Stored entries
· · · · · · ·

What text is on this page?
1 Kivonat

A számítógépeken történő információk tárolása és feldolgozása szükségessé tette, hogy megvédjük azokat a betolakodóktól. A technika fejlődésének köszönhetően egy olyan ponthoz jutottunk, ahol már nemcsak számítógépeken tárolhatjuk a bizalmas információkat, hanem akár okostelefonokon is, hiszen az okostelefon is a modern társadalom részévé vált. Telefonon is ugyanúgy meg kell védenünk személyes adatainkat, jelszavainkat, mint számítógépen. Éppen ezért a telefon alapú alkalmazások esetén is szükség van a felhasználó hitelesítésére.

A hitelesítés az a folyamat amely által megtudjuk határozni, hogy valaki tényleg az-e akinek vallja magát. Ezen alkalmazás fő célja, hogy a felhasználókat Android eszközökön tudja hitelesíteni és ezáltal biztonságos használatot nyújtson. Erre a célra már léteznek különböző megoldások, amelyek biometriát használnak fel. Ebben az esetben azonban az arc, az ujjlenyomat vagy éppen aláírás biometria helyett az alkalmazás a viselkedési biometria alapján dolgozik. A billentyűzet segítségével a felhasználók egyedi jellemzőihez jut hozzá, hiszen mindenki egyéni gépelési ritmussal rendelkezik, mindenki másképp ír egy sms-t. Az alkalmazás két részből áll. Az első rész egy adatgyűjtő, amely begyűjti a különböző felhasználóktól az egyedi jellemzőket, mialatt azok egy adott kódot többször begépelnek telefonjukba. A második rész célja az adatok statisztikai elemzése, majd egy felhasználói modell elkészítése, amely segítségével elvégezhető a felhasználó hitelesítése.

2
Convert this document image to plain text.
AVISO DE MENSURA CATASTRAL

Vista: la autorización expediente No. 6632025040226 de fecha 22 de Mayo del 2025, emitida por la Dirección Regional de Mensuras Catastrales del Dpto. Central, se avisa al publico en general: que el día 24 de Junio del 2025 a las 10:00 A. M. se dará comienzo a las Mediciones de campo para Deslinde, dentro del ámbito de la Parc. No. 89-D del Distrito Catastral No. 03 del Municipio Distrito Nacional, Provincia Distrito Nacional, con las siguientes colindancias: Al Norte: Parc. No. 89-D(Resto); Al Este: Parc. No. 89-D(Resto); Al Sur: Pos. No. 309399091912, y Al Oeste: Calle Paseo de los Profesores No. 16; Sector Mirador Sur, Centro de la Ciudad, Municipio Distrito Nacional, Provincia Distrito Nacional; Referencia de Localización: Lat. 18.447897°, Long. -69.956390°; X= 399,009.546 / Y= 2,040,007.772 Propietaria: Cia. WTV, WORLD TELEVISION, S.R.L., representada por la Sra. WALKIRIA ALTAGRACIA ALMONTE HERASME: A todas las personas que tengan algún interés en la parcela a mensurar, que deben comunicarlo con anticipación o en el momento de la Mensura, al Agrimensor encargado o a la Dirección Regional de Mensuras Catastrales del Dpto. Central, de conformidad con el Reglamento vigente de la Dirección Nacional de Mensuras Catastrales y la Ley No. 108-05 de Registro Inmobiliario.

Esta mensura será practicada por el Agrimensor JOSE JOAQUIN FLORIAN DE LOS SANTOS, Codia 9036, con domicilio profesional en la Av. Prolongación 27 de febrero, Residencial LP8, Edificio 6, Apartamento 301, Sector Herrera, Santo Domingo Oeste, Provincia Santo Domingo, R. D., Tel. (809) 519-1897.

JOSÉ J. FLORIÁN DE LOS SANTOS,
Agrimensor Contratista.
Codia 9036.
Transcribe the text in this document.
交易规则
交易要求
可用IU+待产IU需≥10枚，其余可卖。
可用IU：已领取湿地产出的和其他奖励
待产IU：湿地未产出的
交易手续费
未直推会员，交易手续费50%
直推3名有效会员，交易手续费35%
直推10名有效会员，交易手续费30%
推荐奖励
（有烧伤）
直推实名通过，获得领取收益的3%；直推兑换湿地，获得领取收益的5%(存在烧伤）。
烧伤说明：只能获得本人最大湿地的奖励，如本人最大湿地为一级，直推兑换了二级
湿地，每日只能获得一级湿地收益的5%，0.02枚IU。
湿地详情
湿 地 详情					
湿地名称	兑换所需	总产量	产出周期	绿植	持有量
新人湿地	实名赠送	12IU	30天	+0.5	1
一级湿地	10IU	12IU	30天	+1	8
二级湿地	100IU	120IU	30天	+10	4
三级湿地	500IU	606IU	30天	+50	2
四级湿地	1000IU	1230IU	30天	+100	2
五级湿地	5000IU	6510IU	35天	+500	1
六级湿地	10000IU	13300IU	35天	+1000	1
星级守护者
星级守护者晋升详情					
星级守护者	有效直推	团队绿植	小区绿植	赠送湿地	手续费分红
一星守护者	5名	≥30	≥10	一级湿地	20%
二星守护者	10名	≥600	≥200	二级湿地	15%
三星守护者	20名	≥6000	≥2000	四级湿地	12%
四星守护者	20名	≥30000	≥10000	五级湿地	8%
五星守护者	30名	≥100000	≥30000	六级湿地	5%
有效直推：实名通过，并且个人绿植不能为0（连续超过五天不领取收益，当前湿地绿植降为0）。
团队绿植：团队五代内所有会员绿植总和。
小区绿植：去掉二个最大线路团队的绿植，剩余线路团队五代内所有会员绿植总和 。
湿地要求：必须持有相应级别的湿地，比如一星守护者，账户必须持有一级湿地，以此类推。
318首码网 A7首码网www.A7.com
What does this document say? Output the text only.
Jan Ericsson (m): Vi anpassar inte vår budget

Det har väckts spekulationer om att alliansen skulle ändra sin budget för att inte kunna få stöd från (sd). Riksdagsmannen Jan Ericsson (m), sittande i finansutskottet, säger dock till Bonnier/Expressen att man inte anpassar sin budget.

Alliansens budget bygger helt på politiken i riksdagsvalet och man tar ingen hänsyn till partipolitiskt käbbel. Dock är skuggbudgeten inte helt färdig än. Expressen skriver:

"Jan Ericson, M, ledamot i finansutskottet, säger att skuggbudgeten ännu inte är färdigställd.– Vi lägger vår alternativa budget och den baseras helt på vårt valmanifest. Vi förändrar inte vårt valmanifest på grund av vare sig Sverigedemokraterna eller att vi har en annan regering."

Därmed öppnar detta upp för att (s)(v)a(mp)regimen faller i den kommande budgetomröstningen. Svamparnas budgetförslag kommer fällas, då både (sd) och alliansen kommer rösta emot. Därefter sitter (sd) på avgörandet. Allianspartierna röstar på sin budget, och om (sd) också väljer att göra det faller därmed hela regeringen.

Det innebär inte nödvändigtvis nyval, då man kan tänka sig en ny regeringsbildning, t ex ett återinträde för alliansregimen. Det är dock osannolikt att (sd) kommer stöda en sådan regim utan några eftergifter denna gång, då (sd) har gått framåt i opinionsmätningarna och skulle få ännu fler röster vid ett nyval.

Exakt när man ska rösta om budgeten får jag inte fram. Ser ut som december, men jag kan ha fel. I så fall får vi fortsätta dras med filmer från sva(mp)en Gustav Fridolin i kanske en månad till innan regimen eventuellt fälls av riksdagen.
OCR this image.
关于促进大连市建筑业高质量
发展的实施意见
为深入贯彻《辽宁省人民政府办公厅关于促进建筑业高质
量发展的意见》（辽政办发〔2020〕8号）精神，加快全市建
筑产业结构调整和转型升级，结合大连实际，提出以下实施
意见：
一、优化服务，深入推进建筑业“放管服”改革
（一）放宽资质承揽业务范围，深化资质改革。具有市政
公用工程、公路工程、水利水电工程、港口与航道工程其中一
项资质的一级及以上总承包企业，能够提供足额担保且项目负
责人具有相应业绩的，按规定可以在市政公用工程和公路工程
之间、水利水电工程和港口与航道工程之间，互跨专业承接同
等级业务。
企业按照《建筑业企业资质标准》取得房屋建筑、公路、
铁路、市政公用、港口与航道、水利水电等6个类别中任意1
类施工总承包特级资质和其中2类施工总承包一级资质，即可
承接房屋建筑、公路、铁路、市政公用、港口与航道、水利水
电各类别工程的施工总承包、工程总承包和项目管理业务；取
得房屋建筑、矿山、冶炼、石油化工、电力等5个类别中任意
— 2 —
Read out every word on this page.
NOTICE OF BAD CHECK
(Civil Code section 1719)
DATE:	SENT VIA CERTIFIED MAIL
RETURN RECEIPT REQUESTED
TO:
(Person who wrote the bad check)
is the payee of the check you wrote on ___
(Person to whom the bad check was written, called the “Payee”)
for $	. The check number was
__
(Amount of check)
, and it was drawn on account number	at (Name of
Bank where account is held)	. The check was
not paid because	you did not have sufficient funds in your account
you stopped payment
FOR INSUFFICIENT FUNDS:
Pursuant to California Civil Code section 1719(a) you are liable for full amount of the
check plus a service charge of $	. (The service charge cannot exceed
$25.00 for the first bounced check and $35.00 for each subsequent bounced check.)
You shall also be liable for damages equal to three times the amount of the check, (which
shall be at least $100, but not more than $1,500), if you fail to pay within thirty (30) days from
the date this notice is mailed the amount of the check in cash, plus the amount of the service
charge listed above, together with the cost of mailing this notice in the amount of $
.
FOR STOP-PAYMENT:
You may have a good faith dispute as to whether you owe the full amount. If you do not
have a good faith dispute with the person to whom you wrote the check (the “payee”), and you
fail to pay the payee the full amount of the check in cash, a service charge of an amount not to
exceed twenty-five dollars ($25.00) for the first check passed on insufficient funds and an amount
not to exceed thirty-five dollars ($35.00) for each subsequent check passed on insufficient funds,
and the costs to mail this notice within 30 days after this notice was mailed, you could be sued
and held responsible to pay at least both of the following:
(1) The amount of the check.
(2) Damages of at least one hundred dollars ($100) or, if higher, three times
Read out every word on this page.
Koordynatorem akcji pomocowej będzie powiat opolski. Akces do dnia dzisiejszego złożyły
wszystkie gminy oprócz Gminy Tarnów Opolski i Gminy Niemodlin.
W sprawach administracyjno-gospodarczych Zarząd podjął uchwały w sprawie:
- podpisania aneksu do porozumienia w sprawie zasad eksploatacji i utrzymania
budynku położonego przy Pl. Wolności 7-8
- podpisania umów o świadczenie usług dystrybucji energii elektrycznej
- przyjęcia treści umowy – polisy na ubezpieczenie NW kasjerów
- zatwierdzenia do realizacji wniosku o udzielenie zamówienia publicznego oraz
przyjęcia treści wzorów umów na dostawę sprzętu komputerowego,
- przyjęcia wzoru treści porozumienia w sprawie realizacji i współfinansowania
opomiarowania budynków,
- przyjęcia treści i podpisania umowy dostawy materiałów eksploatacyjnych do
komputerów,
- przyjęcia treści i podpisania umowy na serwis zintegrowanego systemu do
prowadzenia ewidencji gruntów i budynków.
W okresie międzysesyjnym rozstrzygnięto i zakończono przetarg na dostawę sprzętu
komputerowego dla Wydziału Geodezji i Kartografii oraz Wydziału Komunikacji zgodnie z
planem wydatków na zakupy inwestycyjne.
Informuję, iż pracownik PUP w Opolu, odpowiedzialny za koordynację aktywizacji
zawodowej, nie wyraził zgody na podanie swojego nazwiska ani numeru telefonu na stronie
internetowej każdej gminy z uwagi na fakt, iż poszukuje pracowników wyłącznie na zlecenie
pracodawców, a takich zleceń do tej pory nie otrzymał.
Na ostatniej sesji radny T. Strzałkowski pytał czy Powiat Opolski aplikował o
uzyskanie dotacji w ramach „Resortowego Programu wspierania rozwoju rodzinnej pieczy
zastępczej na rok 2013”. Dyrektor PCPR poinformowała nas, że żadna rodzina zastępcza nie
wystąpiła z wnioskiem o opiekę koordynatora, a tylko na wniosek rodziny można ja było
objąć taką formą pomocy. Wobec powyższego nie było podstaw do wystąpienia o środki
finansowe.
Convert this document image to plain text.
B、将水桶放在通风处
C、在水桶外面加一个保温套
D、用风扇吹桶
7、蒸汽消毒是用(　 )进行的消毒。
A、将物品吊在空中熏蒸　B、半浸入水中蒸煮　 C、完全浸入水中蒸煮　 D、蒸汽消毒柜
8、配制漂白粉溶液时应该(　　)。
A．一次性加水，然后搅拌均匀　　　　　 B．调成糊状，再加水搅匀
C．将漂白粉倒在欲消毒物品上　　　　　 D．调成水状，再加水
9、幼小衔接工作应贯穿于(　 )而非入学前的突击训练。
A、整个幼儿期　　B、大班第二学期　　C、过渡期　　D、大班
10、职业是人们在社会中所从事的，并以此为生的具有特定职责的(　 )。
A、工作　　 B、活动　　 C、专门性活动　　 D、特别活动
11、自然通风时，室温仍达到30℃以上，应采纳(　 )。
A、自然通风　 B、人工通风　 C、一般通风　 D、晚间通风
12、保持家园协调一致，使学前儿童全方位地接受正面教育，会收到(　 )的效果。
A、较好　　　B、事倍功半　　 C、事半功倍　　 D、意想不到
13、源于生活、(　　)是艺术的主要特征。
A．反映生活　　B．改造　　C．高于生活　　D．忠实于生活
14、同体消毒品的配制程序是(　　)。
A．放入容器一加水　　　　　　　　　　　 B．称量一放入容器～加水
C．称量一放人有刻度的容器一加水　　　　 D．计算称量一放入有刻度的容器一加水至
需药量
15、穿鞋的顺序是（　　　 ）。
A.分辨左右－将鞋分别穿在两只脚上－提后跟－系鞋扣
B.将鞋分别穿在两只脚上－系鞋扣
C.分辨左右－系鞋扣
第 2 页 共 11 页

· · · · · · ·

- _TASK GOAL_
Go through the records above, find every line with the word "fail", and list those lines.

- _PROBLEM SOLUTION_
shall be at least $100, but not more than $1,500), if you fail to pay within thirty (30) days from
fail to pay the payee the full amount of the check in cash, a service charge of an amount not to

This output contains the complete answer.